**** Task inputs

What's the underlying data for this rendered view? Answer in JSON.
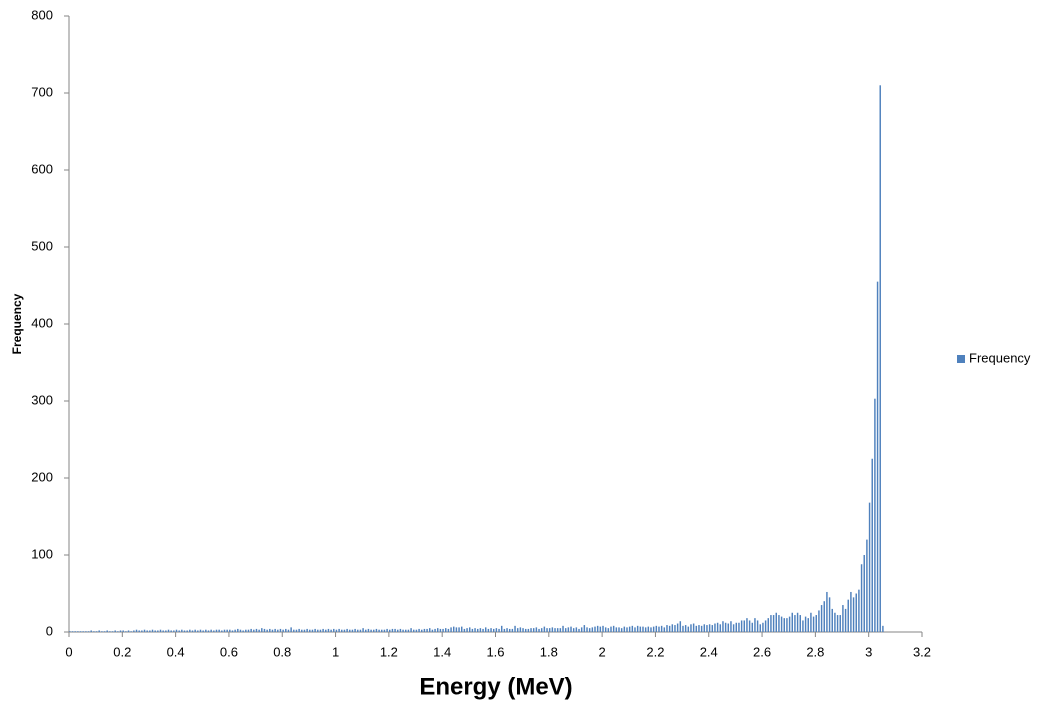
{
  "chart_data": {
    "type": "bar",
    "x_label": "Energy (MeV)",
    "y_label": "Frequency",
    "x": [
      0,
      0.01,
      0.02,
      0.03,
      0.04,
      0.05,
      0.06,
      0.07,
      0.08,
      0.09,
      0.1,
      0.11,
      0.12,
      0.13,
      0.14,
      0.15,
      0.16,
      0.17,
      0.18,
      0.19,
      0.2,
      0.21,
      0.22,
      0.23,
      0.24,
      0.25,
      0.26,
      0.27,
      0.28,
      0.29,
      0.3,
      0.31,
      0.32,
      0.33,
      0.34,
      0.35,
      0.36,
      0.37,
      0.38,
      0.39,
      0.4,
      0.41,
      0.42,
      0.43,
      0.44,
      0.45,
      0.46,
      0.47,
      0.48,
      0.49,
      0.5,
      0.51,
      0.52,
      0.53,
      0.54,
      0.55,
      0.56,
      0.57,
      0.58,
      0.59,
      0.6,
      0.61,
      0.62,
      0.63,
      0.64,
      0.65,
      0.66,
      0.67,
      0.68,
      0.69,
      0.7,
      0.71,
      0.72,
      0.73,
      0.74,
      0.75,
      0.76,
      0.77,
      0.78,
      0.79,
      0.8,
      0.81,
      0.82,
      0.83,
      0.84,
      0.85,
      0.86,
      0.87,
      0.88,
      0.89,
      0.9,
      0.91,
      0.92,
      0.93,
      0.94,
      0.95,
      0.96,
      0.97,
      0.98,
      0.99,
      1,
      1.01,
      1.02,
      1.03,
      1.04,
      1.05,
      1.06,
      1.07,
      1.08,
      1.09,
      1.1,
      1.11,
      1.12,
      1.13,
      1.14,
      1.15,
      1.16,
      1.17,
      1.18,
      1.19,
      1.2,
      1.21,
      1.22,
      1.23,
      1.24,
      1.25,
      1.26,
      1.27,
      1.28,
      1.29,
      1.3,
      1.31,
      1.32,
      1.33,
      1.34,
      1.35,
      1.36,
      1.37,
      1.38,
      1.39,
      1.4,
      1.41,
      1.42,
      1.43,
      1.44,
      1.45,
      1.46,
      1.47,
      1.48,
      1.49,
      1.5,
      1.51,
      1.52,
      1.53,
      1.54,
      1.55,
      1.56,
      1.57,
      1.58,
      1.59,
      1.6,
      1.61,
      1.62,
      1.63,
      1.64,
      1.65,
      1.66,
      1.67,
      1.68,
      1.69,
      1.7,
      1.71,
      1.72,
      1.73,
      1.74,
      1.75,
      1.76,
      1.77,
      1.78,
      1.79,
      1.8,
      1.81,
      1.82,
      1.83,
      1.84,
      1.85,
      1.86,
      1.87,
      1.88,
      1.89,
      1.9,
      1.91,
      1.92,
      1.93,
      1.94,
      1.95,
      1.96,
      1.97,
      1.98,
      1.99,
      2,
      2.01,
      2.02,
      2.03,
      2.04,
      2.05,
      2.06,
      2.07,
      2.08,
      2.09,
      2.1,
      2.11,
      2.12,
      2.13,
      2.14,
      2.15,
      2.16,
      2.17,
      2.18,
      2.19,
      2.2,
      2.21,
      2.22,
      2.23,
      2.24,
      2.25,
      2.26,
      2.27,
      2.28,
      2.29,
      2.3,
      2.31,
      2.32,
      2.33,
      2.34,
      2.35,
      2.36,
      2.37,
      2.38,
      2.39,
      2.4,
      2.41,
      2.42,
      2.43,
      2.44,
      2.45,
      2.46,
      2.47,
      2.48,
      2.49,
      2.5,
      2.51,
      2.52,
      2.53,
      2.54,
      2.55,
      2.56,
      2.57,
      2.58,
      2.59,
      2.6,
      2.61,
      2.62,
      2.63,
      2.64,
      2.65,
      2.66,
      2.67,
      2.68,
      2.69,
      2.7,
      2.71,
      2.72,
      2.73,
      2.74,
      2.75,
      2.76,
      2.77,
      2.78,
      2.79,
      2.8,
      2.81,
      2.82,
      2.83,
      2.84,
      2.85,
      2.86,
      2.87,
      2.88,
      2.89,
      2.9,
      2.91,
      2.92,
      2.93,
      2.94,
      2.95,
      2.96,
      2.97,
      2.98,
      2.99,
      3,
      3.01,
      3.02,
      3.03,
      3.04,
      3.05
    ],
    "series": [
      {
        "name": "Frequency",
        "color": "#4f81bd",
        "values": [
          1,
          1,
          1,
          1,
          1,
          1,
          1,
          1,
          2,
          1,
          1,
          2,
          1,
          1,
          2,
          1,
          1,
          2,
          1,
          2,
          2,
          1,
          2,
          1,
          2,
          3,
          2,
          2,
          3,
          2,
          2,
          3,
          2,
          2,
          3,
          2,
          2,
          3,
          2,
          2,
          3,
          2,
          3,
          2,
          2,
          3,
          2,
          3,
          2,
          3,
          2,
          3,
          2,
          3,
          2,
          3,
          3,
          2,
          3,
          3,
          3,
          2,
          3,
          4,
          3,
          2,
          3,
          3,
          4,
          3,
          4,
          3,
          5,
          4,
          3,
          4,
          3,
          4,
          3,
          4,
          3,
          4,
          3,
          6,
          3,
          3,
          4,
          3,
          3,
          4,
          3,
          3,
          4,
          3,
          3,
          4,
          3,
          4,
          3,
          4,
          3,
          4,
          3,
          3,
          4,
          3,
          3,
          4,
          3,
          3,
          5,
          3,
          4,
          3,
          3,
          4,
          3,
          3,
          3,
          4,
          3,
          4,
          4,
          3,
          4,
          3,
          3,
          3,
          5,
          3,
          3,
          4,
          3,
          4,
          4,
          5,
          3,
          4,
          5,
          4,
          4,
          5,
          4,
          6,
          7,
          6,
          6,
          7,
          4,
          5,
          6,
          4,
          5,
          4,
          5,
          4,
          6,
          4,
          5,
          4,
          5,
          4,
          8,
          4,
          5,
          4,
          4,
          8,
          5,
          6,
          5,
          4,
          4,
          5,
          5,
          6,
          4,
          5,
          7,
          5,
          5,
          6,
          5,
          5,
          5,
          8,
          5,
          6,
          7,
          5,
          6,
          4,
          6,
          9,
          6,
          5,
          6,
          7,
          8,
          7,
          8,
          6,
          5,
          7,
          8,
          6,
          6,
          5,
          7,
          6,
          7,
          8,
          6,
          8,
          7,
          7,
          6,
          7,
          6,
          7,
          8,
          7,
          8,
          6,
          9,
          8,
          10,
          9,
          11,
          14,
          8,
          9,
          7,
          10,
          11,
          8,
          9,
          8,
          10,
          9,
          10,
          9,
          11,
          12,
          10,
          14,
          12,
          11,
          14,
          10,
          12,
          12,
          15,
          15,
          18,
          15,
          12,
          18,
          15,
          10,
          12,
          15,
          18,
          22,
          22,
          25,
          22,
          20,
          18,
          18,
          20,
          25,
          22,
          25,
          22,
          15,
          20,
          18,
          25,
          20,
          22,
          28,
          35,
          40,
          52,
          45,
          30,
          25,
          22,
          22,
          35,
          30,
          42,
          52,
          45,
          50,
          55,
          88,
          100,
          120,
          168,
          225,
          303,
          455,
          710,
          8
        ]
      }
    ],
    "xlim": [
      0,
      3.2
    ],
    "xticks": [
      0,
      0.2,
      0.4,
      0.6,
      0.8,
      1,
      1.2,
      1.4,
      1.6,
      1.8,
      2,
      2.2,
      2.4,
      2.6,
      2.8,
      3,
      3.2
    ],
    "ylim": [
      0,
      800
    ],
    "yticks": [
      0,
      100,
      200,
      300,
      400,
      500,
      600,
      700,
      800
    ],
    "grid": false,
    "legend": "right"
  }
}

********

(The request): Go through the listing above and write it all out exactly, leaving out any picture.

(Correct output):
What's the underlying data for this rendered view? Answer in JSON.
{
  "chart_data": {
    "type": "bar",
    "x_label": "Energy (MeV)",
    "y_label": "Frequency",
    "x": [
      0,
      0.01,
      0.02,
      0.03,
      0.04,
      0.05,
      0.06,
      0.07,
      0.08,
      0.09,
      0.1,
      0.11,
      0.12,
      0.13,
      0.14,
      0.15,
      0.16,
      0.17,
      0.18,
      0.19,
      0.2,
      0.21,
      0.22,
      0.23,
      0.24,
      0.25,
      0.26,
      0.27,
      0.28,
      0.29,
      0.3,
      0.31,
      0.32,
      0.33,
      0.34,
      0.35,
      0.36,
      0.37,
      0.38,
      0.39,
      0.4,
      0.41,
      0.42,
      0.43,
      0.44,
      0.45,
      0.46,
      0.47,
      0.48,
      0.49,
      0.5,
      0.51,
      0.52,
      0.53,
      0.54,
      0.55,
      0.56,
      0.57,
      0.58,
      0.59,
      0.6,
      0.61,
      0.62,
      0.63,
      0.64,
      0.65,
      0.66,
      0.67,
      0.68,
      0.69,
      0.7,
      0.71,
      0.72,
      0.73,
      0.74,
      0.75,
      0.76,
      0.77,
      0.78,
      0.79,
      0.8,
      0.81,
      0.82,
      0.83,
      0.84,
      0.85,
      0.86,
      0.87,
      0.88,
      0.89,
      0.9,
      0.91,
      0.92,
      0.93,
      0.94,
      0.95,
      0.96,
      0.97,
      0.98,
      0.99,
      1,
      1.01,
      1.02,
      1.03,
      1.04,
      1.05,
      1.06,
      1.07,
      1.08,
      1.09,
      1.1,
      1.11,
      1.12,
      1.13,
      1.14,
      1.15,
      1.16,
      1.17,
      1.18,
      1.19,
      1.2,
      1.21,
      1.22,
      1.23,
      1.24,
      1.25,
      1.26,
      1.27,
      1.28,
      1.29,
      1.3,
      1.31,
      1.32,
      1.33,
      1.34,
      1.35,
      1.36,
      1.37,
      1.38,
      1.39,
      1.4,
      1.41,
      1.42,
      1.43,
      1.44,
      1.45,
      1.46,
      1.47,
      1.48,
      1.49,
      1.5,
      1.51,
      1.52,
      1.53,
      1.54,
      1.55,
      1.56,
      1.57,
      1.58,
      1.59,
      1.6,
      1.61,
      1.62,
      1.63,
      1.64,
      1.65,
      1.66,
      1.67,
      1.68,
      1.69,
      1.7,
      1.71,
      1.72,
      1.73,
      1.74,
      1.75,
      1.76,
      1.77,
      1.78,
      1.79,
      1.8,
      1.81,
      1.82,
      1.83,
      1.84,
      1.85,
      1.86,
      1.87,
      1.88,
      1.89,
      1.9,
      1.91,
      1.92,
      1.93,
      1.94,
      1.95,
      1.96,
      1.97,
      1.98,
      1.99,
      2,
      2.01,
      2.02,
      2.03,
      2.04,
      2.05,
      2.06,
      2.07,
      2.08,
      2.09,
      2.1,
      2.11,
      2.12,
      2.13,
      2.14,
      2.15,
      2.16,
      2.17,
      2.18,
      2.19,
      2.2,
      2.21,
      2.22,
      2.23,
      2.24,
      2.25,
      2.26,
      2.27,
      2.28,
      2.29,
      2.3,
      2.31,
      2.32,
      2.33,
      2.34,
      2.35,
      2.36,
      2.37,
      2.38,
      2.39,
      2.4,
      2.41,
      2.42,
      2.43,
      2.44,
      2.45,
      2.46,
      2.47,
      2.48,
      2.49,
      2.5,
      2.51,
      2.52,
      2.53,
      2.54,
      2.55,
      2.56,
      2.57,
      2.58,
      2.59,
      2.6,
      2.61,
      2.62,
      2.63,
      2.64,
      2.65,
      2.66,
      2.67,
      2.68,
      2.69,
      2.7,
      2.71,
      2.72,
      2.73,
      2.74,
      2.75,
      2.76,
      2.77,
      2.78,
      2.79,
      2.8,
      2.81,
      2.82,
      2.83,
      2.84,
      2.85,
      2.86,
      2.87,
      2.88,
      2.89,
      2.9,
      2.91,
      2.92,
      2.93,
      2.94,
      2.95,
      2.96,
      2.97,
      2.98,
      2.99,
      3,
      3.01,
      3.02,
      3.03,
      3.04,
      3.05
    ],
    "series": [
      {
        "name": "Frequency",
        "color": "#4f81bd",
        "values": [
          1,
          1,
          1,
          1,
          1,
          1,
          1,
          1,
          2,
          1,
          1,
          2,
          1,
          1,
          2,
          1,
          1,
          2,
          1,
          2,
          2,
          1,
          2,
          1,
          2,
          3,
          2,
          2,
          3,
          2,
          2,
          3,
          2,
          2,
          3,
          2,
          2,
          3,
          2,
          2,
          3,
          2,
          3,
          2,
          2,
          3,
          2,
          3,
          2,
          3,
          2,
          3,
          2,
          3,
          2,
          3,
          3,
          2,
          3,
          3,
          3,
          2,
          3,
          4,
          3,
          2,
          3,
          3,
          4,
          3,
          4,
          3,
          5,
          4,
          3,
          4,
          3,
          4,
          3,
          4,
          3,
          4,
          3,
          6,
          3,
          3,
          4,
          3,
          3,
          4,
          3,
          3,
          4,
          3,
          3,
          4,
          3,
          4,
          3,
          4,
          3,
          4,
          3,
          3,
          4,
          3,
          3,
          4,
          3,
          3,
          5,
          3,
          4,
          3,
          3,
          4,
          3,
          3,
          3,
          4,
          3,
          4,
          4,
          3,
          4,
          3,
          3,
          3,
          5,
          3,
          3,
          4,
          3,
          4,
          4,
          5,
          3,
          4,
          5,
          4,
          4,
          5,
          4,
          6,
          7,
          6,
          6,
          7,
          4,
          5,
          6,
          4,
          5,
          4,
          5,
          4,
          6,
          4,
          5,
          4,
          5,
          4,
          8,
          4,
          5,
          4,
          4,
          8,
          5,
          6,
          5,
          4,
          4,
          5,
          5,
          6,
          4,
          5,
          7,
          5,
          5,
          6,
          5,
          5,
          5,
          8,
          5,
          6,
          7,
          5,
          6,
          4,
          6,
          9,
          6,
          5,
          6,
          7,
          8,
          7,
          8,
          6,
          5,
          7,
          8,
          6,
          6,
          5,
          7,
          6,
          7,
          8,
          6,
          8,
          7,
          7,
          6,
          7,
          6,
          7,
          8,
          7,
          8,
          6,
          9,
          8,
          10,
          9,
          11,
          14,
          8,
          9,
          7,
          10,
          11,
          8,
          9,
          8,
          10,
          9,
          10,
          9,
          11,
          12,
          10,
          14,
          12,
          11,
          14,
          10,
          12,
          12,
          15,
          15,
          18,
          15,
          12,
          18,
          15,
          10,
          12,
          15,
          18,
          22,
          22,
          25,
          22,
          20,
          18,
          18,
          20,
          25,
          22,
          25,
          22,
          15,
          20,
          18,
          25,
          20,
          22,
          28,
          35,
          40,
          52,
          45,
          30,
          25,
          22,
          22,
          35,
          30,
          42,
          52,
          45,
          50,
          55,
          88,
          100,
          120,
          168,
          225,
          303,
          455,
          710,
          8
        ]
      }
    ],
    "xlim": [
      0,
      3.2
    ],
    "xticks": [
      0,
      0.2,
      0.4,
      0.6,
      0.8,
      1,
      1.2,
      1.4,
      1.6,
      1.8,
      2,
      2.2,
      2.4,
      2.6,
      2.8,
      3,
      3.2
    ],
    "ylim": [
      0,
      800
    ],
    "yticks": [
      0,
      100,
      200,
      300,
      400,
      500,
      600,
      700,
      800
    ],
    "grid": false,
    "legend": "right"
  }
}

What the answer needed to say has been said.